- Task to carry out: The records below need retyping in full; give them again exactly.

==== Stored rows

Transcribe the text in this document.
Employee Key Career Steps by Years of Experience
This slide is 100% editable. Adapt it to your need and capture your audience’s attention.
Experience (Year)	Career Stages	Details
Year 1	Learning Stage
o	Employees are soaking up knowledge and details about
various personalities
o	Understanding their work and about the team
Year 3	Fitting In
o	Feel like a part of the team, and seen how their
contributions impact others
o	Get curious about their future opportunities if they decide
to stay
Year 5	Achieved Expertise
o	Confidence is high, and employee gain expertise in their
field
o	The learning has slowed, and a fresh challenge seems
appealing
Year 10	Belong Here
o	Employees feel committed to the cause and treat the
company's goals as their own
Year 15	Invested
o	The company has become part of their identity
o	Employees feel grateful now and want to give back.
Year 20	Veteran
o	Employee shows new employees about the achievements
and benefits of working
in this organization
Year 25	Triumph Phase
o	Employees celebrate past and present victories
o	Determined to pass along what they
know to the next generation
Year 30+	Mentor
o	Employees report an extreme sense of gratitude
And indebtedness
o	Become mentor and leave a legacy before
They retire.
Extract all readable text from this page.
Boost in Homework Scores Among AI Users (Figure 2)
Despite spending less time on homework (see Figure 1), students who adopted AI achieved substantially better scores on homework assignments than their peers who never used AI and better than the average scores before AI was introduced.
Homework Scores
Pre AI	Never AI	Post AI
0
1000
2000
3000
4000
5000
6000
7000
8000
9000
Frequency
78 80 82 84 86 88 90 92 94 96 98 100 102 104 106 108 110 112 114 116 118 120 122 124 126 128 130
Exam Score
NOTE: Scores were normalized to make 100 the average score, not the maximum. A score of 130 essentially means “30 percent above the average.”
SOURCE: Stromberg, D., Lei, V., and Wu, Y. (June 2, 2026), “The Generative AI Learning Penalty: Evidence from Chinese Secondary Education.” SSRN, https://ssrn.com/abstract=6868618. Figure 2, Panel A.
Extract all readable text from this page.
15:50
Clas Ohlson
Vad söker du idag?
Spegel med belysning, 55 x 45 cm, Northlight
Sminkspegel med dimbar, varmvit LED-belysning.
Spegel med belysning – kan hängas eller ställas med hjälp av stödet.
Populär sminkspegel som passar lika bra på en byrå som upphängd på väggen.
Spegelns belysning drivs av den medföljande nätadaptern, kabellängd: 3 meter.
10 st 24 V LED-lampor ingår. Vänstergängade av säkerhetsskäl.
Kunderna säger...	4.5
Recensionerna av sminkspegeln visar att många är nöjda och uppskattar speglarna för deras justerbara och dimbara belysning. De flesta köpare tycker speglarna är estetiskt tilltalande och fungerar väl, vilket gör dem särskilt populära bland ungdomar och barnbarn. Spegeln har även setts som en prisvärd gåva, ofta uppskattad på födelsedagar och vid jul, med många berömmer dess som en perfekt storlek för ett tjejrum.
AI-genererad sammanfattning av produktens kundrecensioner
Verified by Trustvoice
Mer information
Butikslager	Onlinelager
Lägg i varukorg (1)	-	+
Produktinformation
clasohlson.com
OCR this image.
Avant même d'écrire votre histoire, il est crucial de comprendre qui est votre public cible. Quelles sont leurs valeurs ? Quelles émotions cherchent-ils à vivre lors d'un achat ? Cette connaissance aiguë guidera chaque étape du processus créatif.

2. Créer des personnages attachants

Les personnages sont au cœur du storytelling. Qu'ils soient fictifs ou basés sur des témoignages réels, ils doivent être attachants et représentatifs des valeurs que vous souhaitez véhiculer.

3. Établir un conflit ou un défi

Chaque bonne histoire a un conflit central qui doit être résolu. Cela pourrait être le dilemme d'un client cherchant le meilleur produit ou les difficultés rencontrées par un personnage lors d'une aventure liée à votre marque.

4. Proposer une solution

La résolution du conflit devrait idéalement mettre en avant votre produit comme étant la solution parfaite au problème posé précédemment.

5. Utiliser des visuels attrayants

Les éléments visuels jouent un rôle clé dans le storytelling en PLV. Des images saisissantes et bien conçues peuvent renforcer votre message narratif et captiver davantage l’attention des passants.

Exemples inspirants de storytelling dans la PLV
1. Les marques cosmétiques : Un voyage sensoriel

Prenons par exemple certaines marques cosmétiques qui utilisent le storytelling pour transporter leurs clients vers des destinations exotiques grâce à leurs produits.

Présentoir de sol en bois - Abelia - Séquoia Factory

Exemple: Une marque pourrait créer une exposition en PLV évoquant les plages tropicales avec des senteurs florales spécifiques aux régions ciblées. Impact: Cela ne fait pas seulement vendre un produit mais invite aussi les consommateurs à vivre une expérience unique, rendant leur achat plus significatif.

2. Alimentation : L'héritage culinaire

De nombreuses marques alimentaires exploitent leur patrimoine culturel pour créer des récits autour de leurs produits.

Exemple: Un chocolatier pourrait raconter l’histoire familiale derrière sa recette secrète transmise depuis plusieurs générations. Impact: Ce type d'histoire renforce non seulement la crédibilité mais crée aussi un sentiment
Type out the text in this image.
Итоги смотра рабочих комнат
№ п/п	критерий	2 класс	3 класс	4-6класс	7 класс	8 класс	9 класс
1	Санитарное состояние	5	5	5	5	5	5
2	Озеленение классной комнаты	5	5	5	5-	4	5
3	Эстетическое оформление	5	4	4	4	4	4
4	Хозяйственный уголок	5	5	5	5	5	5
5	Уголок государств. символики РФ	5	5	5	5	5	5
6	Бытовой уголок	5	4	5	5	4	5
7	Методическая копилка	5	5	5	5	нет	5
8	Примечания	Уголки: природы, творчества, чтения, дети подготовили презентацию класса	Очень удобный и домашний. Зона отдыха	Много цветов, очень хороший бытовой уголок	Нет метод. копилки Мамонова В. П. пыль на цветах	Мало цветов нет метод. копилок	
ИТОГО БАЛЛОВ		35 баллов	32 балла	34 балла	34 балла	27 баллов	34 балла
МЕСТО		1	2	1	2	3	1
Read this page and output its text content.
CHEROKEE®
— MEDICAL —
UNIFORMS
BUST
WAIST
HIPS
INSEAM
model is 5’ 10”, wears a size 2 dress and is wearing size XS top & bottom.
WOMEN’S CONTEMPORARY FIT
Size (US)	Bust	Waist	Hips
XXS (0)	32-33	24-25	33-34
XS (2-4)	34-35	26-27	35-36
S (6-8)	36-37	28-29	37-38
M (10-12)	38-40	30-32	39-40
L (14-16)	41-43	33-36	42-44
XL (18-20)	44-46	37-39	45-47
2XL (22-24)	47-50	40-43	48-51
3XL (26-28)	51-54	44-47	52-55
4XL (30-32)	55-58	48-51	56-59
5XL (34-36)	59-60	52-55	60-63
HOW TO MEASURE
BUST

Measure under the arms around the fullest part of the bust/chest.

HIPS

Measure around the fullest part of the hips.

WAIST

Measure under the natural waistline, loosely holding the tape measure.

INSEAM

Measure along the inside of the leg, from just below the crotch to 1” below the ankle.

========

- Complete answer:
Transcribe the text in this document.
Employee Key Career Steps by Years of Experience
This slide is 100% editable. Adapt it to your need and capture your audience’s attention.
Experience (Year)	Career Stages	Details
Year 1	Learning Stage
o	Employees are soaking up knowledge and details about
various personalities
o	Understanding their work and about the team
Year 3	Fitting In
o	Feel like a part of the team, and seen how their
contributions impact others
o	Get curious about their future opportunities if they decide
to stay
Year 5	Achieved Expertise
o	Confidence is high, and employee gain expertise in their
field
o	The learning has slowed, and a fresh challenge seems
appealing
Year 10	Belong Here
o	Employees feel committed to the cause and treat the
company's goals as their own
Year 15	Invested
o	The company has become part of their identity
o	Employees feel grateful now and want to give back.
Year 20	Veteran
o	Employee shows new employees about the achievements
and benefits of working
in this organization
Year 25	Triumph Phase
o	Employees celebrate past and present victories
o	Determined to pass along what they
know to the next generation
Year 30+	Mentor
o	Employees report an extreme sense of gratitude
And indebtedness
o	Become mentor and leave a legacy before
They retire.
Extract all readable text from this page.
Boost in Homework Scores Among AI Users (Figure 2)
Despite spending less time on homework (see Figure 1), students who adopted AI achieved substantially better scores on homework assignments than their peers who never used AI and better than the average scores before AI was introduced.
Homework Scores
Pre AI	Never AI	Post AI
0
1000
2000
3000
4000
5000
6000
7000
8000
9000
Frequency
78 80 82 84 86 88 90 92 94 96 98 100 102 104 106 108 110 112 114 116 118 120 122 124 126 128 130
Exam Score
NOTE: Scores were normalized to make 100 the average score, not the maximum. A score of 130 essentially means “30 percent above the average.”
SOURCE: Stromberg, D., Lei, V., and Wu, Y. (June 2, 2026), “The Generative AI Learning Penalty: Evidence from Chinese Secondary Education.” SSRN, https://ssrn.com/abstract=6868618. Figure 2, Panel A.
Extract all readable text from this page.
15:50
Clas Ohlson
Vad söker du idag?
Spegel med belysning, 55 x 45 cm, Northlight
Sminkspegel med dimbar, varmvit LED-belysning.
Spegel med belysning – kan hängas eller ställas med hjälp av stödet.
Populär sminkspegel som passar lika bra på en byrå som upphängd på väggen.
Spegelns belysning drivs av den medföljande nätadaptern, kabellängd: 3 meter.
10 st 24 V LED-lampor ingår. Vänstergängade av säkerhetsskäl.
Kunderna säger...	4.5
Recensionerna av sminkspegeln visar att många är nöjda och uppskattar speglarna för deras justerbara och dimbara belysning. De flesta köpare tycker speglarna är estetiskt tilltalande och fungerar väl, vilket gör dem särskilt populära bland ungdomar och barnbarn. Spegeln har även setts som en prisvärd gåva, ofta uppskattad på födelsedagar och vid jul, med många berömmer dess som en perfekt storlek för ett tjejrum.
AI-genererad sammanfattning av produktens kundrecensioner
Verified by Trustvoice
Mer information
Butikslager	Onlinelager
Lägg i varukorg (1)	-	+
Produktinformation
clasohlson.com
OCR this image.
Avant même d'écrire votre histoire, il est crucial de comprendre qui est votre public cible. Quelles sont leurs valeurs ? Quelles émotions cherchent-ils à vivre lors d'un achat ? Cette connaissance aiguë guidera chaque étape du processus créatif.

2. Créer des personnages attachants

Les personnages sont au cœur du storytelling. Qu'ils soient fictifs ou basés sur des témoignages réels, ils doivent être attachants et représentatifs des valeurs que vous souhaitez véhiculer.

3. Établir un conflit ou un défi

Chaque bonne histoire a un conflit central qui doit être résolu. Cela pourrait être le dilemme d'un client cherchant le meilleur produit ou les difficultés rencontrées par un personnage lors d'une aventure liée à votre marque.

4. Proposer une solution

La résolution du conflit devrait idéalement mettre en avant votre produit comme étant la solution parfaite au problème posé précédemment.

5. Utiliser des visuels attrayants

Les éléments visuels jouent un rôle clé dans le storytelling en PLV. Des images saisissantes et bien conçues peuvent renforcer votre message narratif et captiver davantage l’attention des passants.

Exemples inspirants de storytelling dans la PLV
1. Les marques cosmétiques : Un voyage sensoriel

Prenons par exemple certaines marques cosmétiques qui utilisent le storytelling pour transporter leurs clients vers des destinations exotiques grâce à leurs produits.

Présentoir de sol en bois - Abelia - Séquoia Factory

Exemple: Une marque pourrait créer une exposition en PLV évoquant les plages tropicales avec des senteurs florales spécifiques aux régions ciblées. Impact: Cela ne fait pas seulement vendre un produit mais invite aussi les consommateurs à vivre une expérience unique, rendant leur achat plus significatif.

2. Alimentation : L'héritage culinaire

De nombreuses marques alimentaires exploitent leur patrimoine culturel pour créer des récits autour de leurs produits.

Exemple: Un chocolatier pourrait raconter l’histoire familiale derrière sa recette secrète transmise depuis plusieurs générations. Impact: Ce type d'histoire renforce non seulement la crédibilité mais crée aussi un sentiment
Type out the text in this image.
Итоги смотра рабочих комнат
№ п/п	критерий	2 класс	3 класс	4-6класс	7 класс	8 класс	9 класс
1	Санитарное состояние	5	5	5	5	5	5
2	Озеленение классной комнаты	5	5	5	5-	4	5
3	Эстетическое оформление	5	4	4	4	4	4
4	Хозяйственный уголок	5	5	5	5	5	5
5	Уголок государств. символики РФ	5	5	5	5	5	5
6	Бытовой уголок	5	4	5	5	4	5
7	Методическая копилка	5	5	5	5	нет	5
8	Примечания	Уголки: природы, творчества, чтения, дети подготовили презентацию класса	Очень удобный и домашний. Зона отдыха	Много цветов, очень хороший бытовой уголок	Нет метод. копилки Мамонова В. П. пыль на цветах	Мало цветов нет метод. копилок	
ИТОГО БАЛЛОВ		35 баллов	32 балла	34 балла	34 балла	27 баллов	34 балла
МЕСТО		1	2	1	2	3	1
Read this page and output its text content.
CHEROKEE®
— MEDICAL —
UNIFORMS
BUST
WAIST
HIPS
INSEAM
model is 5’ 10”, wears a size 2 dress and is wearing size XS top & bottom.
WOMEN’S CONTEMPORARY FIT
Size (US)	Bust	Waist	Hips
XXS (0)	32-33	24-25	33-34
XS (2-4)	34-35	26-27	35-36
S (6-8)	36-37	28-29	37-38
M (10-12)	38-40	30-32	39-40
L (14-16)	41-43	33-36	42-44
XL (18-20)	44-46	37-39	45-47
2XL (22-24)	47-50	40-43	48-51
3XL (26-28)	51-54	44-47	52-55
4XL (30-32)	55-58	48-51	56-59
5XL (34-36)	59-60	52-55	60-63
HOW TO MEASURE
BUST

Measure under the arms around the fullest part of the bust/chest.

HIPS

Measure around the fullest part of the hips.

WAIST

Measure under the natural waistline, loosely holding the tape measure.

INSEAM

Measure along the inside of the leg, from just below the crotch to 1” below the ankle.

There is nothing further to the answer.